Start Input data

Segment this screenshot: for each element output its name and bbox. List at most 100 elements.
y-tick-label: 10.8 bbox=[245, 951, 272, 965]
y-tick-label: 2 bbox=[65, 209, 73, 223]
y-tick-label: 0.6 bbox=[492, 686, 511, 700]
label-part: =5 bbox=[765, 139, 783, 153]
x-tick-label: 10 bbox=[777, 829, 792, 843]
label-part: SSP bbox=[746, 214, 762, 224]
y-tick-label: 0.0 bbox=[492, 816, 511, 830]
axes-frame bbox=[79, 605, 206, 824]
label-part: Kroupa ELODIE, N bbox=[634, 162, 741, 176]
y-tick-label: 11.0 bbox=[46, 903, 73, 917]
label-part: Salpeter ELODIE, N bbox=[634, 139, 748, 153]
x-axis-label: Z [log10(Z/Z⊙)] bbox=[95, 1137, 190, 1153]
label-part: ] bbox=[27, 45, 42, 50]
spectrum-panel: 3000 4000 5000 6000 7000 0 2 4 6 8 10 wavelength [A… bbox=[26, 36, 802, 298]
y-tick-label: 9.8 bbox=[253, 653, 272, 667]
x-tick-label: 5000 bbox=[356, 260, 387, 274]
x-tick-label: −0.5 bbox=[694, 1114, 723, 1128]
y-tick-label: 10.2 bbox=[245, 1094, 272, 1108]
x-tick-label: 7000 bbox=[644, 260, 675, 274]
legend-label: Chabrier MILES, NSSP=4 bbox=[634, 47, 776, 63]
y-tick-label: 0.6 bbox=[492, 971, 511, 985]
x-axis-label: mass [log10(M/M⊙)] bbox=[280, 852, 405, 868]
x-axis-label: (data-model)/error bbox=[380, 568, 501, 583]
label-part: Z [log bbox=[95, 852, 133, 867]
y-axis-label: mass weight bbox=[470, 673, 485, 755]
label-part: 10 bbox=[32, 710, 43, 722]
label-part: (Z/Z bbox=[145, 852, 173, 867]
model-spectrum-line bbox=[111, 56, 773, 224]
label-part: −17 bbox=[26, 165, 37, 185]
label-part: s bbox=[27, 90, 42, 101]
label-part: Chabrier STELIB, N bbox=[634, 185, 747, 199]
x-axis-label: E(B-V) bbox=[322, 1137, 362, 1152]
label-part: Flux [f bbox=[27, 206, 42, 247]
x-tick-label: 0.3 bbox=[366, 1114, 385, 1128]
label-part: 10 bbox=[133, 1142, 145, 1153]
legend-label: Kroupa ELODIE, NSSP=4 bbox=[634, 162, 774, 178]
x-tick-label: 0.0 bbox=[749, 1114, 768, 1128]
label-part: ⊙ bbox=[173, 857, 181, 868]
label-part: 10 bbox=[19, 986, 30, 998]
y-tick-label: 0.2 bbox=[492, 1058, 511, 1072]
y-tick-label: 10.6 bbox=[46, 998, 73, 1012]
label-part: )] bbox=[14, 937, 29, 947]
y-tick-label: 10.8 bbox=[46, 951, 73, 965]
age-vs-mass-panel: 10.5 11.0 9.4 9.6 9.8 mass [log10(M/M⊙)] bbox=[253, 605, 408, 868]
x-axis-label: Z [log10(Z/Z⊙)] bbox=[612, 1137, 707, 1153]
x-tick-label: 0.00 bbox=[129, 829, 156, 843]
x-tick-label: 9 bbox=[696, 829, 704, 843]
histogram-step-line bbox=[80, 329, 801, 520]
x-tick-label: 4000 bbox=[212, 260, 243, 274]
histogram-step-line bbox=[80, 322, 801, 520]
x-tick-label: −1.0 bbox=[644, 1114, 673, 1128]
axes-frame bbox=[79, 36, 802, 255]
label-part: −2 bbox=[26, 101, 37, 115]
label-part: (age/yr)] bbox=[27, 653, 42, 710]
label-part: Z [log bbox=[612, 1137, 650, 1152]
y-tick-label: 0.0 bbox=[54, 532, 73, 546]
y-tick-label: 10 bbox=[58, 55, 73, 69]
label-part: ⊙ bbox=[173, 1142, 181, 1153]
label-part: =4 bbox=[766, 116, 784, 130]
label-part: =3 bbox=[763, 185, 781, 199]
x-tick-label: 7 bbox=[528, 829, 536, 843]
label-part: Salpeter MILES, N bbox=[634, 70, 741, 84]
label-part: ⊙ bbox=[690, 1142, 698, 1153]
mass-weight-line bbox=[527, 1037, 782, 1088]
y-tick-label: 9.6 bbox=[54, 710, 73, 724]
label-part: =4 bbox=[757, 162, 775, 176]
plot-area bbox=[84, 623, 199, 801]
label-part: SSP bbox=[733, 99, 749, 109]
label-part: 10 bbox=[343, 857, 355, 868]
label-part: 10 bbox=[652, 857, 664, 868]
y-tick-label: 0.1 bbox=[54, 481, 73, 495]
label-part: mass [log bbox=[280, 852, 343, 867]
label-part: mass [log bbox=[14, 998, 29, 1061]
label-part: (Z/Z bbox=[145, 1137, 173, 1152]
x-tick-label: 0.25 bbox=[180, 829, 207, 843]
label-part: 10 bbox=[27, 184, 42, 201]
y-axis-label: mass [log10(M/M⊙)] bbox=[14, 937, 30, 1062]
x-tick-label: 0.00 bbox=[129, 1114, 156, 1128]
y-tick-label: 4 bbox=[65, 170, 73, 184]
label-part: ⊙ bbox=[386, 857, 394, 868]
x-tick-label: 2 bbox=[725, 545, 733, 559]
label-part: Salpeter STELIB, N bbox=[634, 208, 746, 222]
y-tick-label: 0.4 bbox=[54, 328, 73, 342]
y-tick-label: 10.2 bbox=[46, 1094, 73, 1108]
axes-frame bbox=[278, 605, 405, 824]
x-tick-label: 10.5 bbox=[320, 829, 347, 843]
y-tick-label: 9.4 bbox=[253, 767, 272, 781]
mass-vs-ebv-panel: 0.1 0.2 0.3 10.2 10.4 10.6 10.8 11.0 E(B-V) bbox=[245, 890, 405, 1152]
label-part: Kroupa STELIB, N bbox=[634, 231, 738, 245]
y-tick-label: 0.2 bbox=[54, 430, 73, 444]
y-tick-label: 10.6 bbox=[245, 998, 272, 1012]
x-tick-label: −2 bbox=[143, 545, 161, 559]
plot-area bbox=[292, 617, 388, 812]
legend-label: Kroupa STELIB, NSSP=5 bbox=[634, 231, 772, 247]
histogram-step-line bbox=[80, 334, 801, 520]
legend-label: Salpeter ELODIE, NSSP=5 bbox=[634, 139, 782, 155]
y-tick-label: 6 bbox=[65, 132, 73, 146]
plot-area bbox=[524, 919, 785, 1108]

End Input data

• _Written problem_
Copy out every line of the records above verbatim, with nothing changed, added or left out.

• _Written response_
Segment this screenshot: for each element output its name and bbox. List at most 100 elements.
y-tick-label: 10.8 bbox=[245, 951, 272, 965]
y-tick-label: 2 bbox=[65, 209, 73, 223]
y-tick-label: 0.6 bbox=[492, 686, 511, 700]
label-part: =5 bbox=[765, 139, 783, 153]
x-tick-label: 10 bbox=[777, 829, 792, 843]
label-part: SSP bbox=[746, 214, 762, 224]
y-tick-label: 0.0 bbox=[492, 816, 511, 830]
axes-frame bbox=[79, 605, 206, 824]
label-part: Kroupa ELODIE, N bbox=[634, 162, 741, 176]
y-tick-label: 11.0 bbox=[46, 903, 73, 917]
label-part: Salpeter ELODIE, N bbox=[634, 139, 748, 153]
x-axis-label: Z [log10(Z/Z⊙)] bbox=[95, 1137, 190, 1153]
label-part: ] bbox=[27, 45, 42, 50]
spectrum-panel: 3000 4000 5000 6000 7000 0 2 4 6 8 10 wavelength [A… bbox=[26, 36, 802, 298]
y-tick-label: 9.8 bbox=[253, 653, 272, 667]
x-tick-label: 5000 bbox=[356, 260, 387, 274]
x-tick-label: −0.5 bbox=[694, 1114, 723, 1128]
y-tick-label: 10.2 bbox=[245, 1094, 272, 1108]
x-tick-label: 7000 bbox=[644, 260, 675, 274]
legend-label: Chabrier MILES, NSSP=4 bbox=[634, 47, 776, 63]
y-tick-label: 0.6 bbox=[492, 971, 511, 985]
x-axis-label: mass [log10(M/M⊙)] bbox=[280, 852, 405, 868]
x-axis-label: (data-model)/error bbox=[380, 568, 501, 583]
label-part: Z [log bbox=[95, 852, 133, 867]
y-axis-label: mass weight bbox=[470, 673, 485, 755]
label-part: 10 bbox=[32, 710, 43, 722]
label-part: (Z/Z bbox=[145, 852, 173, 867]
model-spectrum-line bbox=[111, 56, 773, 224]
label-part: −17 bbox=[26, 165, 37, 185]
label-part: s bbox=[27, 90, 42, 101]
label-part: Chabrier STELIB, N bbox=[634, 185, 747, 199]
x-axis-label: E(B-V) bbox=[322, 1137, 362, 1152]
label-part: Flux [f bbox=[27, 206, 42, 247]
x-tick-label: 0.3 bbox=[366, 1114, 385, 1128]
label-part: 10 bbox=[133, 1142, 145, 1153]
legend-label: Kroupa ELODIE, NSSP=4 bbox=[634, 162, 774, 178]
x-tick-label: 0.0 bbox=[749, 1114, 768, 1128]
label-part: ⊙ bbox=[173, 857, 181, 868]
label-part: 10 bbox=[19, 986, 30, 998]
y-tick-label: 0.2 bbox=[492, 1058, 511, 1072]
y-tick-label: 10.6 bbox=[46, 998, 73, 1012]
label-part: )] bbox=[14, 937, 29, 947]
y-tick-label: 10.8 bbox=[46, 951, 73, 965]
age-vs-mass-panel: 10.5 11.0 9.4 9.6 9.8 mass [log10(M/M⊙)] bbox=[253, 605, 408, 868]
x-axis-label: Z [log10(Z/Z⊙)] bbox=[612, 1137, 707, 1153]
x-tick-label: 0.00 bbox=[129, 829, 156, 843]
x-tick-label: 9 bbox=[696, 829, 704, 843]
histogram-step-line bbox=[80, 329, 801, 520]
x-tick-label: 4000 bbox=[212, 260, 243, 274]
histogram-step-line bbox=[80, 322, 801, 520]
x-tick-label: −1.0 bbox=[644, 1114, 673, 1128]
axes-frame bbox=[79, 36, 802, 255]
label-part: −2 bbox=[26, 101, 37, 115]
label-part: (age/yr)] bbox=[27, 653, 42, 710]
label-part: Z [log bbox=[612, 1137, 650, 1152]
y-tick-label: 0.0 bbox=[54, 532, 73, 546]
y-tick-label: 10 bbox=[58, 55, 73, 69]
label-part: ⊙ bbox=[173, 1142, 181, 1153]
label-part: =4 bbox=[766, 116, 784, 130]
label-part: =3 bbox=[763, 185, 781, 199]
x-tick-label: 7 bbox=[528, 829, 536, 843]
label-part: Salpeter MILES, N bbox=[634, 70, 741, 84]
label-part: ⊙ bbox=[690, 1142, 698, 1153]
mass-weight-line bbox=[527, 1037, 782, 1088]
y-tick-label: 9.6 bbox=[54, 710, 73, 724]
label-part: =4 bbox=[757, 162, 775, 176]
plot-area bbox=[84, 623, 199, 801]
label-part: SSP bbox=[733, 99, 749, 109]
label-part: 10 bbox=[343, 857, 355, 868]
label-part: 10 bbox=[652, 857, 664, 868]
y-tick-label: 0.1 bbox=[54, 481, 73, 495]
label-part: mass [log bbox=[280, 852, 343, 867]
label-part: mass [log bbox=[14, 998, 29, 1061]
label-part: (Z/Z bbox=[145, 1137, 173, 1152]
x-tick-label: 0.25 bbox=[180, 829, 207, 843]
label-part: 10 bbox=[27, 184, 42, 201]
y-axis-label: mass [log10(M/M⊙)] bbox=[14, 937, 30, 1062]
x-tick-label: 0.00 bbox=[129, 1114, 156, 1128]
y-tick-label: 4 bbox=[65, 170, 73, 184]
label-part: ⊙ bbox=[386, 857, 394, 868]
x-tick-label: 2 bbox=[725, 545, 733, 559]
label-part: Salpeter STELIB, N bbox=[634, 208, 746, 222]
y-tick-label: 0.4 bbox=[54, 328, 73, 342]
y-tick-label: 10.2 bbox=[46, 1094, 73, 1108]
axes-frame bbox=[278, 605, 405, 824]
x-tick-label: 10.5 bbox=[320, 829, 347, 843]
y-tick-label: 9.4 bbox=[253, 767, 272, 781]
mass-vs-ebv-panel: 0.1 0.2 0.3 10.2 10.4 10.6 10.8 11.0 E(B-V) bbox=[245, 890, 405, 1152]
label-part: Kroupa STELIB, N bbox=[634, 231, 738, 245]
y-tick-label: 0.2 bbox=[54, 430, 73, 444]
y-tick-label: 10.6 bbox=[245, 998, 272, 1012]
x-tick-label: −2 bbox=[143, 545, 161, 559]
plot-area bbox=[292, 617, 388, 812]
legend-label: Kroupa STELIB, NSSP=5 bbox=[634, 231, 772, 247]
histogram-step-line bbox=[80, 334, 801, 520]
legend-label: Salpeter ELODIE, NSSP=5 bbox=[634, 139, 782, 155]
y-tick-label: 6 bbox=[65, 132, 73, 146]
plot-area bbox=[524, 919, 785, 1108]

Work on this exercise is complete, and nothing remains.